■ YOUR INSTRUCTIONS ■
Read through the records below and copy each line that uses the word "fecha".

■ GIVEN INFORMATION ■
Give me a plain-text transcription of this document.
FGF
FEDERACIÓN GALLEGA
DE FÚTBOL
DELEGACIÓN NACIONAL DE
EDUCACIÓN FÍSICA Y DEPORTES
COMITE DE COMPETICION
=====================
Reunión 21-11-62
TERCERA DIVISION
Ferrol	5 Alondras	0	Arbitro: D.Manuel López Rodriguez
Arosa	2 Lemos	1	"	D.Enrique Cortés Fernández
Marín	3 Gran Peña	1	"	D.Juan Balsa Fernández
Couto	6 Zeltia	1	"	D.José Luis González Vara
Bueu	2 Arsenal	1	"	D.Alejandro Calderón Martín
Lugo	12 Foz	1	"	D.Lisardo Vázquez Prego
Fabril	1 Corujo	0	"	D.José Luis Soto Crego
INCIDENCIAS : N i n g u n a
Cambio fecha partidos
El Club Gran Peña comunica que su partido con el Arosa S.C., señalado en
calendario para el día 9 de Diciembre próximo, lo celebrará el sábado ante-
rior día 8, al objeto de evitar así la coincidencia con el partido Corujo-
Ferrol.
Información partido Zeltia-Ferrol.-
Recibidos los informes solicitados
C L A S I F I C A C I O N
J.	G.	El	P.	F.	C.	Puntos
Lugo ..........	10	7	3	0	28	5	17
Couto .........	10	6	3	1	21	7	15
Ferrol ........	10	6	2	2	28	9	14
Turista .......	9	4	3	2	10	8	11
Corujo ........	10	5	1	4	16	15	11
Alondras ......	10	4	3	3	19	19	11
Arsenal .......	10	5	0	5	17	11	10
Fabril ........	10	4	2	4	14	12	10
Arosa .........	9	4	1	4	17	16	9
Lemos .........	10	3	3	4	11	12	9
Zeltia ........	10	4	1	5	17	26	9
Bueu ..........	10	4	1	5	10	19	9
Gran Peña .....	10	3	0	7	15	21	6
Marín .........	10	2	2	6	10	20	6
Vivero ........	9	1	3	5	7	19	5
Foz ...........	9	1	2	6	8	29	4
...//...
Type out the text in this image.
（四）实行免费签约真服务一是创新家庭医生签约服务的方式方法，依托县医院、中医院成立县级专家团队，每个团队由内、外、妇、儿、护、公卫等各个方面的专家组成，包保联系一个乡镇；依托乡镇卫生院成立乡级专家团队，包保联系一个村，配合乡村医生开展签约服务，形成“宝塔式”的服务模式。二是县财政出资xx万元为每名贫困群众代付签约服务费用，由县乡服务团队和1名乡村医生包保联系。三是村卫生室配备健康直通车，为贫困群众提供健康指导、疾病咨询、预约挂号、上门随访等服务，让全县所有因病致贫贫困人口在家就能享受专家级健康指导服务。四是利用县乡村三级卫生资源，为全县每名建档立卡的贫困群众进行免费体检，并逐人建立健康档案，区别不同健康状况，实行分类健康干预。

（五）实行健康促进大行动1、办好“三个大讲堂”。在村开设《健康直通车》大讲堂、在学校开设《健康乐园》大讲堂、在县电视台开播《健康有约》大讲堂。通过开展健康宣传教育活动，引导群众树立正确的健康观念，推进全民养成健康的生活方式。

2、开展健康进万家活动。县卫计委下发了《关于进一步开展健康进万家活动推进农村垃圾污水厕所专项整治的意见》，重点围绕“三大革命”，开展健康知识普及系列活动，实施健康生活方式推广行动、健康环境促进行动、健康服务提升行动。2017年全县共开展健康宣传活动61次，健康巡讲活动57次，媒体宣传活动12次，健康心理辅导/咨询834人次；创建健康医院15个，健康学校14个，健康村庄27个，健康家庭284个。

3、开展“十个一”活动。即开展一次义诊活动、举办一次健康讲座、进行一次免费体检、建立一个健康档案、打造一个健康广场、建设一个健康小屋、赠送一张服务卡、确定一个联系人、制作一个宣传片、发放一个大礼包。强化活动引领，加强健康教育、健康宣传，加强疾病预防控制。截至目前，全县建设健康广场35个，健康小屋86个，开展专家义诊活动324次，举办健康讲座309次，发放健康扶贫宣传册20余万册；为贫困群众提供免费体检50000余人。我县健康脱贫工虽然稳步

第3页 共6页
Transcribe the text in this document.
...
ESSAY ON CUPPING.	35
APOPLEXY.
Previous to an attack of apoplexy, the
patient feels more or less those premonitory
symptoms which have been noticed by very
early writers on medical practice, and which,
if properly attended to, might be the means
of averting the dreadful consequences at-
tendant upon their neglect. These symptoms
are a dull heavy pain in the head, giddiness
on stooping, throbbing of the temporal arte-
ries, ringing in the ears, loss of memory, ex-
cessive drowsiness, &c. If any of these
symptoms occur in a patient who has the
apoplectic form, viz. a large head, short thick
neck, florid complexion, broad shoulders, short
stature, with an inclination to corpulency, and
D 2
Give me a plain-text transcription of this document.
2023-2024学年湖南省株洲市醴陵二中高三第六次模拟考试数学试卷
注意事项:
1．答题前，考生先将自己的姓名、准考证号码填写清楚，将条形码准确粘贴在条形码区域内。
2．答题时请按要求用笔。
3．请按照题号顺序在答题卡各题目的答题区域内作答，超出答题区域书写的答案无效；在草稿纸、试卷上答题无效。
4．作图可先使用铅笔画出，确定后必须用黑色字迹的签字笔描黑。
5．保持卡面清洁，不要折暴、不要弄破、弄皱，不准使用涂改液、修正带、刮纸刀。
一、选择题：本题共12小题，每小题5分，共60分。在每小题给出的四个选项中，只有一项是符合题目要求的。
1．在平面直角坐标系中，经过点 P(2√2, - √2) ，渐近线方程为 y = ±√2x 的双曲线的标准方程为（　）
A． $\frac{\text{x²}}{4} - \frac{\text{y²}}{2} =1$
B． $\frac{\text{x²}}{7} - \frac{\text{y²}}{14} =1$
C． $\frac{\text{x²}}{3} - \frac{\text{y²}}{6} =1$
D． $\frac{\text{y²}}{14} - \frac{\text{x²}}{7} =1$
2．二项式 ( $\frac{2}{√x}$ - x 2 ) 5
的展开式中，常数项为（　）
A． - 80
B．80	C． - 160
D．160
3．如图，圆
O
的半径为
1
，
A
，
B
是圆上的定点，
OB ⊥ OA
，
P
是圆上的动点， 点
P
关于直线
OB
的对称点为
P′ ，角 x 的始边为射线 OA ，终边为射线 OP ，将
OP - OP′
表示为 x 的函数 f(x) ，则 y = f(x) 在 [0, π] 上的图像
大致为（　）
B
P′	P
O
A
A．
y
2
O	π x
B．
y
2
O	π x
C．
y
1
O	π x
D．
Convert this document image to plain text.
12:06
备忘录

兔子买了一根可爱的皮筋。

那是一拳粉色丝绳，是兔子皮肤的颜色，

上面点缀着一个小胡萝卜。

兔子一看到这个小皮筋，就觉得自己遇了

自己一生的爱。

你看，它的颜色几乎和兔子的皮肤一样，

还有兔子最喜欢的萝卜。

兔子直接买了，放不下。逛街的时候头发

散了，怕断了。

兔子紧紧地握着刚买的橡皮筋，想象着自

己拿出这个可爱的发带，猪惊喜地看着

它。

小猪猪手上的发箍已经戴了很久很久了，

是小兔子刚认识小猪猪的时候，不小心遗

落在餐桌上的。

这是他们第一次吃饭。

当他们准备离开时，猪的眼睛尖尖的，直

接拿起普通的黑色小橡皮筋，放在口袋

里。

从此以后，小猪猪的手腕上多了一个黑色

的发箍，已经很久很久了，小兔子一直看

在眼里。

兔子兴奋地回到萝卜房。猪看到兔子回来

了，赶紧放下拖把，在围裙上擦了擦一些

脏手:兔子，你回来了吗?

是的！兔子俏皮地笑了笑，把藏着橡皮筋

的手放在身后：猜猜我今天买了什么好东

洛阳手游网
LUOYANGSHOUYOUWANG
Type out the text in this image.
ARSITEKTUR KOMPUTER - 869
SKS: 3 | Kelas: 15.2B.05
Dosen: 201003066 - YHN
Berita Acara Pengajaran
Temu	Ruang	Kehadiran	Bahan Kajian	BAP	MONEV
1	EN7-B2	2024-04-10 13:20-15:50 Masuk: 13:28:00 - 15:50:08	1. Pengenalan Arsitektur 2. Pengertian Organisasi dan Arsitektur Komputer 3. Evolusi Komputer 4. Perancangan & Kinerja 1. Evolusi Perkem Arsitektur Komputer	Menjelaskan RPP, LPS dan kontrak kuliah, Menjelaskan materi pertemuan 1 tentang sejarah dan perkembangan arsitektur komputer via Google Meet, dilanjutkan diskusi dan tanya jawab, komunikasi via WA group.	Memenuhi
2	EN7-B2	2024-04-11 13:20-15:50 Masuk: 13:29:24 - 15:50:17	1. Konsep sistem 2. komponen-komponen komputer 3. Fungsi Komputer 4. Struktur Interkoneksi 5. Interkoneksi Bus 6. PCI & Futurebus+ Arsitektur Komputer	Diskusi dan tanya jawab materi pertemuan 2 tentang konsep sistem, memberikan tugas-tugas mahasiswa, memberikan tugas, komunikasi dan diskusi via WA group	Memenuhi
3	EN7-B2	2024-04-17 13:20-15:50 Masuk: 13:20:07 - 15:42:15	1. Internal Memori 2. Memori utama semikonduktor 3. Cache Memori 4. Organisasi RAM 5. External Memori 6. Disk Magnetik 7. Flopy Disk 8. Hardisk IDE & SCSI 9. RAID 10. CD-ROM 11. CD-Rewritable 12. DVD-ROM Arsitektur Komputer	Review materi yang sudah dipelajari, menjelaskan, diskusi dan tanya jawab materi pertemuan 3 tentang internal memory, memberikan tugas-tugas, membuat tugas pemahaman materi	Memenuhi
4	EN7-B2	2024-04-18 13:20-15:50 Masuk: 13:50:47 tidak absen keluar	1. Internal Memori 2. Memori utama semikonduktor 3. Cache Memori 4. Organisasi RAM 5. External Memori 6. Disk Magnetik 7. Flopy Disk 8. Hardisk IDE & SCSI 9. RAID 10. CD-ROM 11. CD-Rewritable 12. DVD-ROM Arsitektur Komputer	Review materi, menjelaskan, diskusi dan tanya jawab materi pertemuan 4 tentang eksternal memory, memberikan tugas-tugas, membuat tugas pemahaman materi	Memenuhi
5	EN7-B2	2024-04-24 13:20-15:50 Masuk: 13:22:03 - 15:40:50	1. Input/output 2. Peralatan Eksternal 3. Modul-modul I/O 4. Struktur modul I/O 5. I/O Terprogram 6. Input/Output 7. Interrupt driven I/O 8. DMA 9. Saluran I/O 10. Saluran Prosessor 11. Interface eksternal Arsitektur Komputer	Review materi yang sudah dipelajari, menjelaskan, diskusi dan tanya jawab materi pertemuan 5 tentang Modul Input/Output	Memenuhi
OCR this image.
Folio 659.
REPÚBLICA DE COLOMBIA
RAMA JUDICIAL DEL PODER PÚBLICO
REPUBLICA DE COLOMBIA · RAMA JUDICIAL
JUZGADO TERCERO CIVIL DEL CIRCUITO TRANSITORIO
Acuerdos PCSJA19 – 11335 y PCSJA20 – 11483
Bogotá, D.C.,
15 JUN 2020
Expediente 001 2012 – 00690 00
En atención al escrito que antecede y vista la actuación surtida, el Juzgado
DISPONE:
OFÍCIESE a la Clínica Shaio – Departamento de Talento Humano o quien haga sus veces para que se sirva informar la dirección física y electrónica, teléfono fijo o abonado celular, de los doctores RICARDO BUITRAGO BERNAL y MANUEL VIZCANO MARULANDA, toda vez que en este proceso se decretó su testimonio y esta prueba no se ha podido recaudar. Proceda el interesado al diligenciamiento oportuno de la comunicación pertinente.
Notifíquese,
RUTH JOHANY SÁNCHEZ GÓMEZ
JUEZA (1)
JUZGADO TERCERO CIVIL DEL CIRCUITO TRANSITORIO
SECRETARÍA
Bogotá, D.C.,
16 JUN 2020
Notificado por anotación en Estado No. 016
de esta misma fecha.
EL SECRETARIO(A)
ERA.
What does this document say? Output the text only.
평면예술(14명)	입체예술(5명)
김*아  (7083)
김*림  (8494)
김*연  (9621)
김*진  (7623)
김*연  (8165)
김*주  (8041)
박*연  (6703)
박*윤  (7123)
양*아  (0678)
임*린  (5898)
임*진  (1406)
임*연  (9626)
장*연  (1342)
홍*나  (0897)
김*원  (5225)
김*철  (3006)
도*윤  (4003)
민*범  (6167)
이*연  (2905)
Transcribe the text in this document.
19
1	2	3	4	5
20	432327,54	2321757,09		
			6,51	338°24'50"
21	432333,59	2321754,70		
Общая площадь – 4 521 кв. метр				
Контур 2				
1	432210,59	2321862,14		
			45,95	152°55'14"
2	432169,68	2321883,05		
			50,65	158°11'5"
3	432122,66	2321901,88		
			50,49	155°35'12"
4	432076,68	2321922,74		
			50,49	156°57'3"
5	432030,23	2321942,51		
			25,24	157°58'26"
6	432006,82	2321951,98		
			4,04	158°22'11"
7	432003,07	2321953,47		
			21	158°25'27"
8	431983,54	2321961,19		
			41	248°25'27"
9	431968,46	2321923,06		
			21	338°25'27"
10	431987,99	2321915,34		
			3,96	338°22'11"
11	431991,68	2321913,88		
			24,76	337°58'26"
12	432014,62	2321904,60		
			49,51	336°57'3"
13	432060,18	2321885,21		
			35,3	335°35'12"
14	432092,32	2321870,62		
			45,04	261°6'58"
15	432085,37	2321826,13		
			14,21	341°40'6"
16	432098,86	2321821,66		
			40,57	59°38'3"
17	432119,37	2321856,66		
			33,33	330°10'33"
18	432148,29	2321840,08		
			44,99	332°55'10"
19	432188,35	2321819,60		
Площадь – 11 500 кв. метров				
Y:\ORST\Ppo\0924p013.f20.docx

■ TASK RESULT ■
Cambio fecha partidos
de esta misma fecha.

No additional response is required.